Output only the lines from the one holding "Transcribe the text in this document." to the end of the data below, please, copied exactly.

* begin DATA *

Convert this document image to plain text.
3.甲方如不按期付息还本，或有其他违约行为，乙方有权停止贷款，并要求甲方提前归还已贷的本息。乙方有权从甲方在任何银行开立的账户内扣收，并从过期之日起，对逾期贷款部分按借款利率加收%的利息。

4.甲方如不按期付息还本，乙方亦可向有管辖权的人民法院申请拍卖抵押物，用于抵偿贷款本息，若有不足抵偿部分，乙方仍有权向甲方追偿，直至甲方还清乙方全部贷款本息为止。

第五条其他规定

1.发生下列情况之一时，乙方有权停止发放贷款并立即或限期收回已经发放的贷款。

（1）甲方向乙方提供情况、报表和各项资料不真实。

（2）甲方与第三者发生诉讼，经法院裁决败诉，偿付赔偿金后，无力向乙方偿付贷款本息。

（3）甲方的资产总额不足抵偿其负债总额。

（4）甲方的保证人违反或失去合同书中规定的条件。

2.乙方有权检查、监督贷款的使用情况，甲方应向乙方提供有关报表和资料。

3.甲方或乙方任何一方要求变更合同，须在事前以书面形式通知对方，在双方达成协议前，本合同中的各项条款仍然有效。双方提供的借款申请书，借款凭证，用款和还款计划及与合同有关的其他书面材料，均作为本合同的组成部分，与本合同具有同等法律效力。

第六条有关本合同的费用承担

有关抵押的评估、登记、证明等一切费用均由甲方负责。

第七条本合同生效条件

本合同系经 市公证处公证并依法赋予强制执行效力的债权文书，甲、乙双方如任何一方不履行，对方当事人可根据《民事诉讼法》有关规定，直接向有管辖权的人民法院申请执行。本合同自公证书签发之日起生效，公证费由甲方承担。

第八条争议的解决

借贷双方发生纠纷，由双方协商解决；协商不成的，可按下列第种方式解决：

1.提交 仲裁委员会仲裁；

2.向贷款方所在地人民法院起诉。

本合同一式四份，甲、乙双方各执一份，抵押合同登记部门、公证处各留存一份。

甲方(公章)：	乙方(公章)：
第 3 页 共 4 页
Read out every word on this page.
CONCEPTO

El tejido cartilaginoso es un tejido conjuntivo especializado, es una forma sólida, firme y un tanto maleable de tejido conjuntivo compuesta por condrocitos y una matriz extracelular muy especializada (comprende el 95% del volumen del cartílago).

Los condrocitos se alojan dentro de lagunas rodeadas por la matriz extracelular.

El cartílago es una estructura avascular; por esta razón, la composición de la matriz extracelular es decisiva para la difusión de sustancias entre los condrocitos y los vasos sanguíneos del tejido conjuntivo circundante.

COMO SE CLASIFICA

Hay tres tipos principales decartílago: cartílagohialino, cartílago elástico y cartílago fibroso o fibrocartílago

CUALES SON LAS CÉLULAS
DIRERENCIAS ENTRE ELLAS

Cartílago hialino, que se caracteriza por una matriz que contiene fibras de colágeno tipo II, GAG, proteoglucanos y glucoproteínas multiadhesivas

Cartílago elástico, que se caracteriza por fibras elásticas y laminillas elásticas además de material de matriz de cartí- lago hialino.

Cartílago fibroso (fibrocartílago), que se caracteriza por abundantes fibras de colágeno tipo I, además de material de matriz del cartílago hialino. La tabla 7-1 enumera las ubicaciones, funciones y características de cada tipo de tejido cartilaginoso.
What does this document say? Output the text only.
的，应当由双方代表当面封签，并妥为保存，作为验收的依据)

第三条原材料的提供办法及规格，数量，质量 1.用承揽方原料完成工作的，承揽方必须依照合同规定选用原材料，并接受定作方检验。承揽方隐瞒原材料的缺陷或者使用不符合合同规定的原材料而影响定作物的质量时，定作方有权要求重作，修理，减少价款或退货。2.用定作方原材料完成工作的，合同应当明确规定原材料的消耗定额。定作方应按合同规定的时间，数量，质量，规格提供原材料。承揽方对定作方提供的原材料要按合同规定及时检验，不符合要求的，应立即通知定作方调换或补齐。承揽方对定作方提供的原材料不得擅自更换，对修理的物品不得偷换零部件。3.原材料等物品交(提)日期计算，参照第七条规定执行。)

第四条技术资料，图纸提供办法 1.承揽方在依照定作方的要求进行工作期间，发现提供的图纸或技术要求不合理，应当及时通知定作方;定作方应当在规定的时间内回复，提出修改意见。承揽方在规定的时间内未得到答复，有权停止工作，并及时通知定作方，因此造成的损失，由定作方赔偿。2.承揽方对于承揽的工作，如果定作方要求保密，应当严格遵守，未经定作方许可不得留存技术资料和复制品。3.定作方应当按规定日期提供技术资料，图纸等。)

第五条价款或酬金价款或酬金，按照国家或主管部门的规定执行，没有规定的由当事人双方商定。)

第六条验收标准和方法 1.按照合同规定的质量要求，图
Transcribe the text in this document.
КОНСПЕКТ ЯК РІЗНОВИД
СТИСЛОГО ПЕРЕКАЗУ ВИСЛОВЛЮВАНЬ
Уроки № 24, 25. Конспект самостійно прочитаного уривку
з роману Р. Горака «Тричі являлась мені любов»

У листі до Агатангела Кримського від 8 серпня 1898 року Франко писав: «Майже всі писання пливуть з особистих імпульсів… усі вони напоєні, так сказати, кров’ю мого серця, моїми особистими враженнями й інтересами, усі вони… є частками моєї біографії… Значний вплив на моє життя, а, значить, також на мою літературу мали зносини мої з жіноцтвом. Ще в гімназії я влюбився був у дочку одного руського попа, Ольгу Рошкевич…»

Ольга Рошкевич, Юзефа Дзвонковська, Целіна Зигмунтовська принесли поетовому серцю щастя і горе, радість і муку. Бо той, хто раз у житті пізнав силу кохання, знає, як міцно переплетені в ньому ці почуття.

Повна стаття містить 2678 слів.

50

* end DATA *

- COMPLETE OUTPUT
Transcribe the text in this document.
КОНСПЕКТ ЯК РІЗНОВИД
СТИСЛОГО ПЕРЕКАЗУ ВИСЛОВЛЮВАНЬ
Уроки № 24, 25. Конспект самостійно прочитаного уривку
з роману Р. Горака «Тричі являлась мені любов»

У листі до Агатангела Кримського від 8 серпня 1898 року Франко писав: «Майже всі писання пливуть з особистих імпульсів… усі вони напоєні, так сказати, кров’ю мого серця, моїми особистими враженнями й інтересами, усі вони… є частками моєї біографії… Значний вплив на моє життя, а, значить, також на мою літературу мали зносини мої з жіноцтвом. Ще в гімназії я влюбився був у дочку одного руського попа, Ольгу Рошкевич…»

Ольга Рошкевич, Юзефа Дзвонковська, Целіна Зигмунтовська принесли поетовому серцю щастя і горе, радість і муку. Бо той, хто раз у житті пізнав силу кохання, знає, як міцно переплетені в ньому ці почуття.

Повна стаття містить 2678 слів.

50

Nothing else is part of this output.